Stated exercise:
Count how many lines hold the string "productLine". Give that number alone.

Collected data entries:
------------------------
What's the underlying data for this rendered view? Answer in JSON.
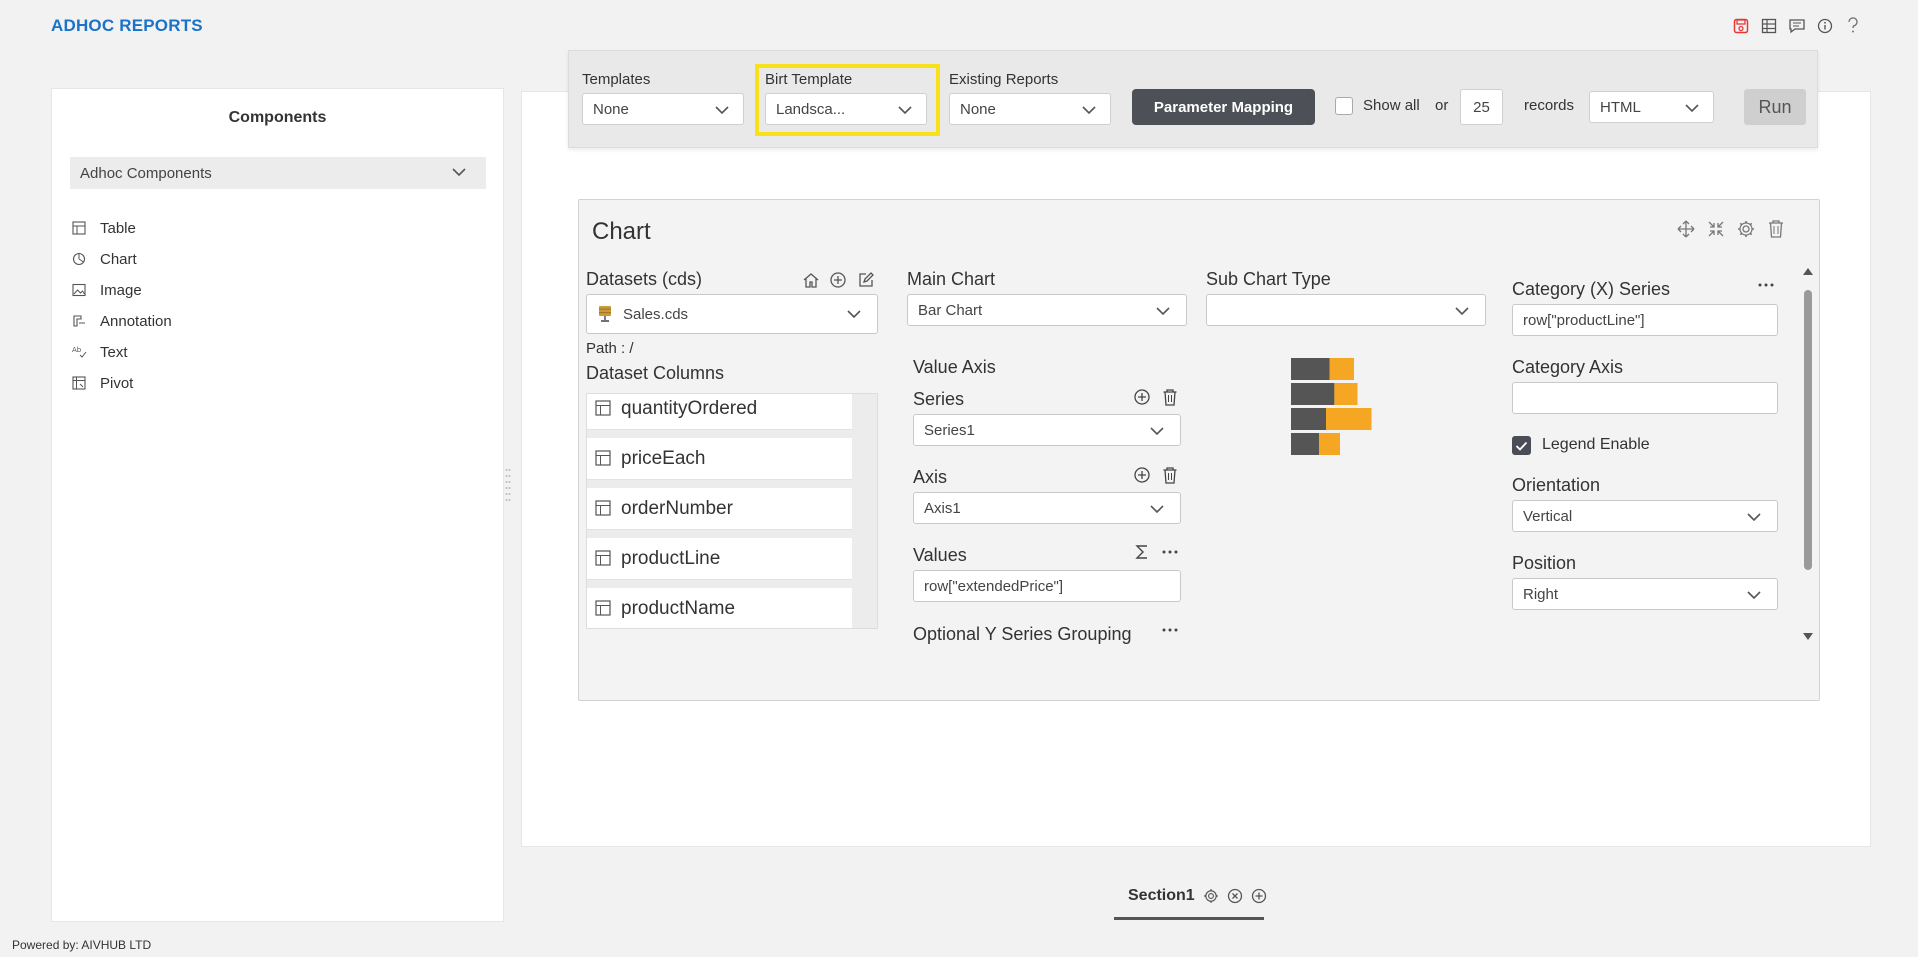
{
  "app": {
    "title": "ADHOC REPORTS",
    "footer": "Powered by: AIVHUB LTD"
  },
  "top_icons": [
    "save-icon",
    "grid-icon",
    "comment-icon",
    "info-icon",
    "help-icon"
  ],
  "components": {
    "title": "Components",
    "dropdown_value": "Adhoc Components",
    "items": [
      {
        "label": "Table",
        "icon": "table-icon"
      },
      {
        "label": "Chart",
        "icon": "chart-icon"
      },
      {
        "label": "Image",
        "icon": "image-icon"
      },
      {
        "label": "Annotation",
        "icon": "annotation-icon"
      },
      {
        "label": "Text",
        "icon": "text-icon"
      },
      {
        "label": "Pivot",
        "icon": "pivot-icon"
      }
    ]
  },
  "toolbar": {
    "templates_label": "Templates",
    "templates_value": "None",
    "birt_label": "Birt Template",
    "birt_value": "Landsca...",
    "existing_label": "Existing Reports",
    "existing_value": "None",
    "param_button": "Parameter Mapping",
    "show_all_label": "Show all",
    "or_label": "or",
    "records_value": "25",
    "records_label": "records",
    "format_value": "HTML",
    "run_button": "Run",
    "highlight_color": "#f7e11b"
  },
  "chart_card": {
    "title": "Chart",
    "datasets_label": "Datasets (cds)",
    "dataset_value": "Sales.cds",
    "path_label": "Path : /",
    "dataset_columns_label": "Dataset Columns",
    "columns": [
      "quantityOrdered",
      "priceEach",
      "orderNumber",
      "productLine",
      "productName"
    ],
    "main_chart_label": "Main Chart",
    "main_chart_value": "Bar Chart",
    "sub_chart_label": "Sub Chart Type",
    "sub_chart_value": "",
    "value_axis_label": "Value Axis",
    "series_label": "Series",
    "series_value": "Series1",
    "axis_label": "Axis",
    "axis_value": "Axis1",
    "values_label": "Values",
    "values_value": "row[\"extendedPrice\"]",
    "optional_label": "Optional Y Series Grouping",
    "category_x_label": "Category (X) Series",
    "category_x_value": "row[\"productLine\"]",
    "category_axis_label": "Category Axis",
    "category_axis_value": "",
    "legend_label": "Legend Enable",
    "legend_checked": true,
    "orientation_label": "Orientation",
    "orientation_value": "Vertical",
    "position_label": "Position",
    "position_value": "Right",
    "preview_colors": {
      "dark": "#555555",
      "accent": "#f5a623"
    },
    "preview_bars": [
      {
        "dark": 0.55,
        "accent": 0.35
      },
      {
        "dark": 0.62,
        "accent": 0.33
      },
      {
        "dark": 0.5,
        "accent": 0.65
      },
      {
        "dark": 0.4,
        "accent": 0.3
      }
    ]
  },
  "section": {
    "name": "Section1"
  }
}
------------------------
Solution:
2